What is being asked - Without including any images, repeat the data exactly.

Input rows -
☆ ☆ ☆

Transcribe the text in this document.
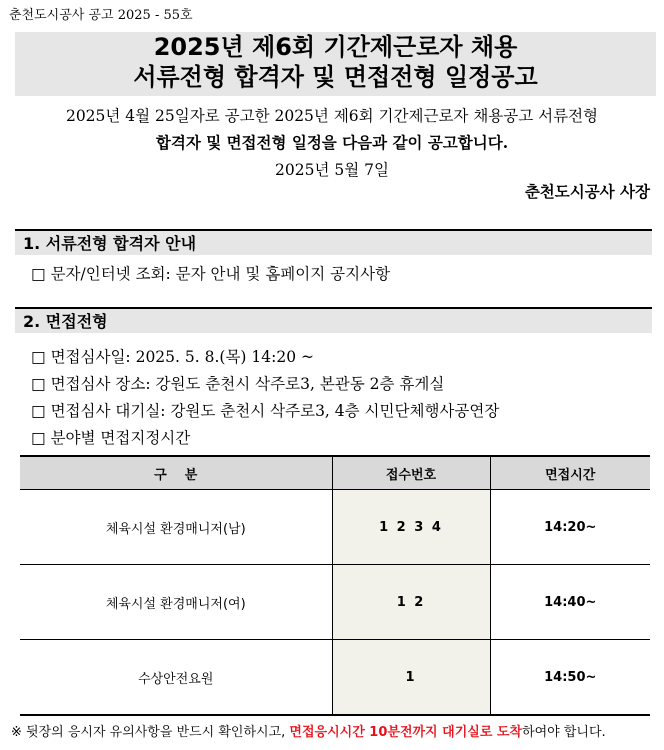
춘천도시공사 공고 2025 - 55호
2025년 제6회 기간제근로자 채용
서류전형 합격자 및 면접전형 일정공고
2025년 4월 25일자로 공고한 2025년 제6회 기간제근로자 채용공고 서류전형
합격자 및 면접전형 일정을 다음과 같이 공고합니다.
2025년 5월 7일
춘천도시공사 사장
1. 서류전형 합격자 안내
□ 문자/인터넷 조회: 문자 안내 및 홈페이지 공지사항
2. 면접전형
□ 면접심사일: 2025. 5. 8.(목) 14:20 ~
□ 면접심사 장소: 강원도 춘천시 삭주로3, 본관동 2층 휴게실
□ 면접심사 대기실: 강원도 춘천시 삭주로3, 4층 시민단체행사공연장
□ 분야별 면접지정시간
구    분	접수번호	면접시간
체육시설 환경매니저(남)	1 2 3 4	14:20~
체육시설 환경매니저(여)	1 2	14:40~
수상안전요원	1	14:50~
※ 뒷장의 응시자 유의사항을 반드시 확인하시고, 면접응시시간 10분전까지 대기실로 도착하여야 합니다.
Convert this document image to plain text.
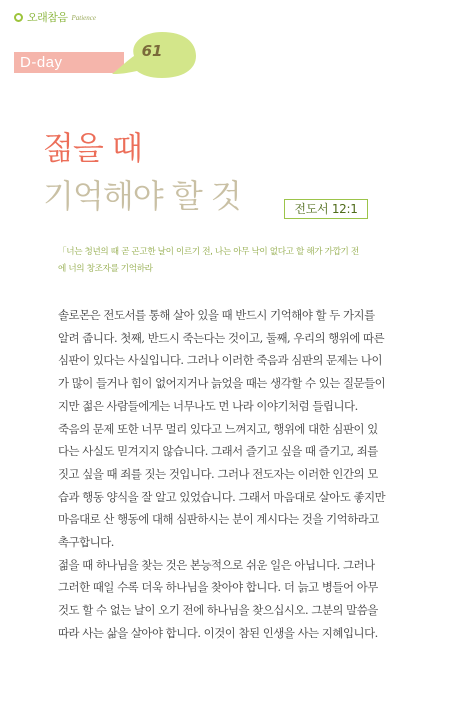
오래참음 Patience
D-day
61
젊을 때
기억해야 할 것	전도서 12:1

「너는 청년의 때 곧 곤고한 날이 이르기 전, 나는 아무 낙이 없다고 할 해가 가깝기 전
에 너의 창조자를 기억하라

솔로몬은 전도서를 통해 살아 있을 때 반드시 기억해야 할 두 가지를
알려 줍니다. 첫째, 반드시 죽는다는 것이고, 둘째, 우리의 행위에 따른
심판이 있다는 사실입니다. 그러나 이러한 죽음과 심판의 문제는 나이
가 많이 들거나 힘이 없어지거나 늙었을 때는 생각할 수 있는 질문들이
지만 젊은 사람들에게는 너무나도 먼 나라 이야기처럼 들립니다.
죽음의 문제 또한 너무 멀리 있다고 느껴지고, 행위에 대한 심판이 있
다는 사실도 믿겨지지 않습니다. 그래서 즐기고 싶을 때 즐기고, 죄를
짓고 싶을 때 죄를 짓는 것입니다. 그러나 전도자는 이러한 인간의 모
습과 행동 양식을 잘 알고 있었습니다. 그래서 마음대로 살아도 좋지만
마음대로 산 행동에 대해 심판하시는 분이 계시다는 것을 기억하라고
촉구합니다.
젊을 때 하나님을 찾는 것은 본능적으로 쉬운 일은 아닙니다. 그러나
그러한 때일 수록 더욱 하나님을 찾아야 합니다. 더 늙고 병들어 아무
것도 할 수 없는 날이 오기 전에 하나님을 찾으십시오. 그분의 말씀을
따라 사는 삶을 살아야 합니다. 이것이 참된 인생을 사는 지혜입니다.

☆ ☆ ☆

Solution for this problem -
Transcribe the text in this document.
춘천도시공사 공고 2025 - 55호
2025년 제6회 기간제근로자 채용
서류전형 합격자 및 면접전형 일정공고
2025년 4월 25일자로 공고한 2025년 제6회 기간제근로자 채용공고 서류전형
합격자 및 면접전형 일정을 다음과 같이 공고합니다.
2025년 5월 7일
춘천도시공사 사장
1. 서류전형 합격자 안내
□ 문자/인터넷 조회: 문자 안내 및 홈페이지 공지사항
2. 면접전형
□ 면접심사일: 2025. 5. 8.(목) 14:20 ~
□ 면접심사 장소: 강원도 춘천시 삭주로3, 본관동 2층 휴게실
□ 면접심사 대기실: 강원도 춘천시 삭주로3, 4층 시민단체행사공연장
□ 분야별 면접지정시간
구    분	접수번호	면접시간
체육시설 환경매니저(남)	1 2 3 4	14:20~
체육시설 환경매니저(여)	1 2	14:40~
수상안전요원	1	14:50~
※ 뒷장의 응시자 유의사항을 반드시 확인하시고, 면접응시시간 10분전까지 대기실로 도착하여야 합니다.
Convert this document image to plain text.
오래참음 Patience
D-day
61
젊을 때
기억해야 할 것	전도서 12:1

「너는 청년의 때 곧 곤고한 날이 이르기 전, 나는 아무 낙이 없다고 할 해가 가깝기 전
에 너의 창조자를 기억하라

솔로몬은 전도서를 통해 살아 있을 때 반드시 기억해야 할 두 가지를
알려 줍니다. 첫째, 반드시 죽는다는 것이고, 둘째, 우리의 행위에 따른
심판이 있다는 사실입니다. 그러나 이러한 죽음과 심판의 문제는 나이
가 많이 들거나 힘이 없어지거나 늙었을 때는 생각할 수 있는 질문들이
지만 젊은 사람들에게는 너무나도 먼 나라 이야기처럼 들립니다.
죽음의 문제 또한 너무 멀리 있다고 느껴지고, 행위에 대한 심판이 있
다는 사실도 믿겨지지 않습니다. 그래서 즐기고 싶을 때 즐기고, 죄를
짓고 싶을 때 죄를 짓는 것입니다. 그러나 전도자는 이러한 인간의 모
습과 행동 양식을 잘 알고 있었습니다. 그래서 마음대로 살아도 좋지만
마음대로 산 행동에 대해 심판하시는 분이 계시다는 것을 기억하라고
촉구합니다.
젊을 때 하나님을 찾는 것은 본능적으로 쉬운 일은 아닙니다. 그러나
그러한 때일 수록 더욱 하나님을 찾아야 합니다. 더 늙고 병들어 아무
것도 할 수 없는 날이 오기 전에 하나님을 찾으십시오. 그분의 말씀을
따라 사는 삶을 살아야 합니다. 이것이 참된 인생을 사는 지혜입니다.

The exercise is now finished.